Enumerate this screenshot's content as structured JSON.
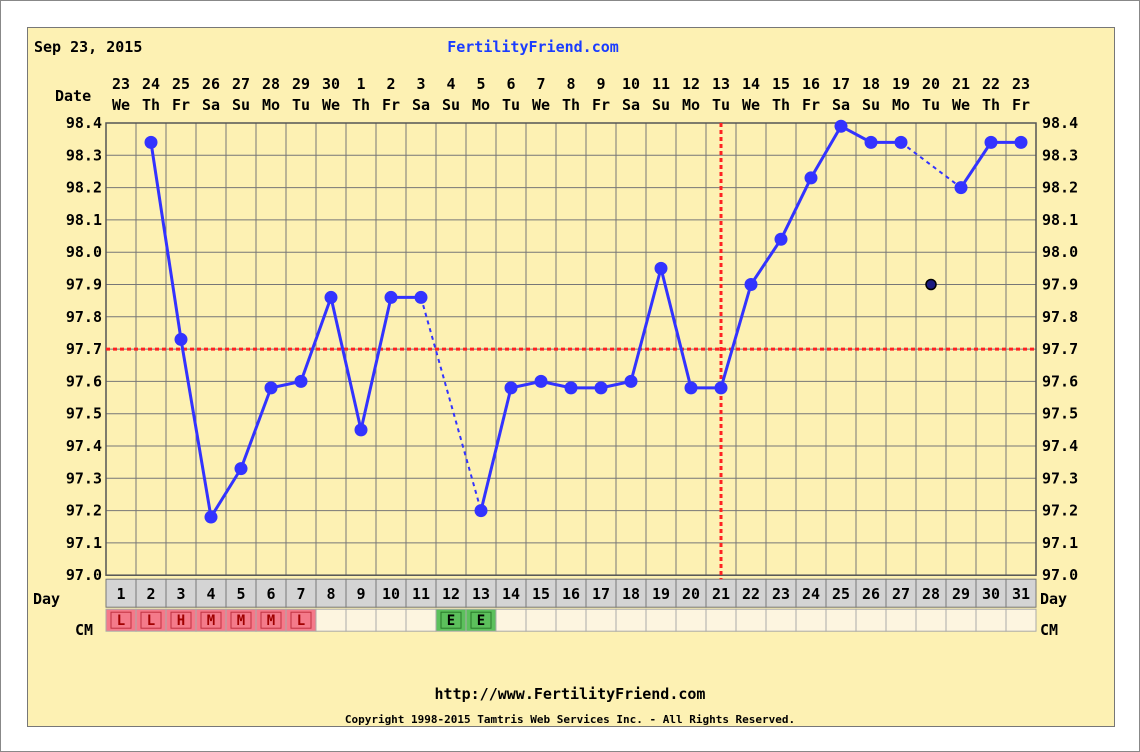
{
  "header": {
    "date": "Sep 23, 2015",
    "site": "FertilityFriend.com"
  },
  "footer": {
    "url": "http://www.FertilityFriend.com",
    "copyright": "Copyright 1998-2015 Tamtris Web Services Inc. - All Rights Reserved."
  },
  "labels": {
    "date": "Date",
    "day": "Day",
    "cm": "CM"
  },
  "colors": {
    "background": "#fdf1b3",
    "line": "#3333ff",
    "coverline": "#ff2222",
    "ovulation_line": "#ff2222",
    "cm_red": "#f47a8a",
    "cm_green": "#5cc05c",
    "cm_empty": "#fdf5e0",
    "day_cell": "#d4d4d4"
  },
  "chart_data": {
    "type": "line",
    "y_ticks": [
      "97.0",
      "97.1",
      "97.2",
      "97.3",
      "97.4",
      "97.5",
      "97.6",
      "97.7",
      "97.8",
      "97.9",
      "98.0",
      "98.1",
      "98.2",
      "98.3",
      "98.4"
    ],
    "ylim": [
      97.0,
      98.4
    ],
    "grid": true,
    "dates": [
      "23",
      "24",
      "25",
      "26",
      "27",
      "28",
      "29",
      "30",
      "1",
      "2",
      "3",
      "4",
      "5",
      "6",
      "7",
      "8",
      "9",
      "10",
      "11",
      "12",
      "13",
      "14",
      "15",
      "16",
      "17",
      "18",
      "19",
      "20",
      "21",
      "22",
      "23"
    ],
    "weekdays": [
      "We",
      "Th",
      "Fr",
      "Sa",
      "Su",
      "Mo",
      "Tu",
      "We",
      "Th",
      "Fr",
      "Sa",
      "Su",
      "Mo",
      "Tu",
      "We",
      "Th",
      "Fr",
      "Sa",
      "Su",
      "Mo",
      "Tu",
      "We",
      "Th",
      "Fr",
      "Sa",
      "Su",
      "Mo",
      "Tu",
      "We",
      "Th",
      "Fr"
    ],
    "cycle_days": [
      "1",
      "2",
      "3",
      "4",
      "5",
      "6",
      "7",
      "8",
      "9",
      "10",
      "11",
      "12",
      "13",
      "14",
      "15",
      "16",
      "17",
      "18",
      "19",
      "20",
      "21",
      "22",
      "23",
      "24",
      "25",
      "26",
      "27",
      "28",
      "29",
      "30",
      "31"
    ],
    "cervical_mucus": [
      "L",
      "L",
      "H",
      "M",
      "M",
      "M",
      "L",
      "",
      "",
      "",
      "",
      "E",
      "E",
      "",
      "",
      "",
      "",
      "",
      "",
      "",
      "",
      "",
      "",
      "",
      "",
      "",
      "",
      "",
      "",
      "",
      ""
    ],
    "temperatures": [
      null,
      98.34,
      97.73,
      97.18,
      97.33,
      97.58,
      97.6,
      97.86,
      97.45,
      97.86,
      97.86,
      null,
      97.2,
      97.58,
      97.6,
      97.58,
      97.58,
      97.6,
      97.95,
      97.58,
      97.58,
      97.9,
      98.04,
      98.23,
      98.39,
      98.34,
      98.34,
      97.9,
      98.2,
      98.34,
      98.34
    ],
    "discarded_days": [
      28
    ],
    "coverline": 97.7,
    "ovulation_day": 21
  }
}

++++++++++

BRIEF:
The data above needs to be retyped exactly, with the images left out.

WRITTEN ANSWER:
Enumerate this screenshot's content as structured JSON.
{
  "header": {
    "date": "Sep 23, 2015",
    "site": "FertilityFriend.com"
  },
  "footer": {
    "url": "http://www.FertilityFriend.com",
    "copyright": "Copyright 1998-2015 Tamtris Web Services Inc. - All Rights Reserved."
  },
  "labels": {
    "date": "Date",
    "day": "Day",
    "cm": "CM"
  },
  "colors": {
    "background": "#fdf1b3",
    "line": "#3333ff",
    "coverline": "#ff2222",
    "ovulation_line": "#ff2222",
    "cm_red": "#f47a8a",
    "cm_green": "#5cc05c",
    "cm_empty": "#fdf5e0",
    "day_cell": "#d4d4d4"
  },
  "chart_data": {
    "type": "line",
    "y_ticks": [
      "97.0",
      "97.1",
      "97.2",
      "97.3",
      "97.4",
      "97.5",
      "97.6",
      "97.7",
      "97.8",
      "97.9",
      "98.0",
      "98.1",
      "98.2",
      "98.3",
      "98.4"
    ],
    "ylim": [
      97.0,
      98.4
    ],
    "grid": true,
    "dates": [
      "23",
      "24",
      "25",
      "26",
      "27",
      "28",
      "29",
      "30",
      "1",
      "2",
      "3",
      "4",
      "5",
      "6",
      "7",
      "8",
      "9",
      "10",
      "11",
      "12",
      "13",
      "14",
      "15",
      "16",
      "17",
      "18",
      "19",
      "20",
      "21",
      "22",
      "23"
    ],
    "weekdays": [
      "We",
      "Th",
      "Fr",
      "Sa",
      "Su",
      "Mo",
      "Tu",
      "We",
      "Th",
      "Fr",
      "Sa",
      "Su",
      "Mo",
      "Tu",
      "We",
      "Th",
      "Fr",
      "Sa",
      "Su",
      "Mo",
      "Tu",
      "We",
      "Th",
      "Fr",
      "Sa",
      "Su",
      "Mo",
      "Tu",
      "We",
      "Th",
      "Fr"
    ],
    "cycle_days": [
      "1",
      "2",
      "3",
      "4",
      "5",
      "6",
      "7",
      "8",
      "9",
      "10",
      "11",
      "12",
      "13",
      "14",
      "15",
      "16",
      "17",
      "18",
      "19",
      "20",
      "21",
      "22",
      "23",
      "24",
      "25",
      "26",
      "27",
      "28",
      "29",
      "30",
      "31"
    ],
    "cervical_mucus": [
      "L",
      "L",
      "H",
      "M",
      "M",
      "M",
      "L",
      "",
      "",
      "",
      "",
      "E",
      "E",
      "",
      "",
      "",
      "",
      "",
      "",
      "",
      "",
      "",
      "",
      "",
      "",
      "",
      "",
      "",
      "",
      "",
      ""
    ],
    "temperatures": [
      null,
      98.34,
      97.73,
      97.18,
      97.33,
      97.58,
      97.6,
      97.86,
      97.45,
      97.86,
      97.86,
      null,
      97.2,
      97.58,
      97.6,
      97.58,
      97.58,
      97.6,
      97.95,
      97.58,
      97.58,
      97.9,
      98.04,
      98.23,
      98.39,
      98.34,
      98.34,
      97.9,
      98.2,
      98.34,
      98.34
    ],
    "discarded_days": [
      28
    ],
    "coverline": 97.7,
    "ovulation_day": 21
  }
}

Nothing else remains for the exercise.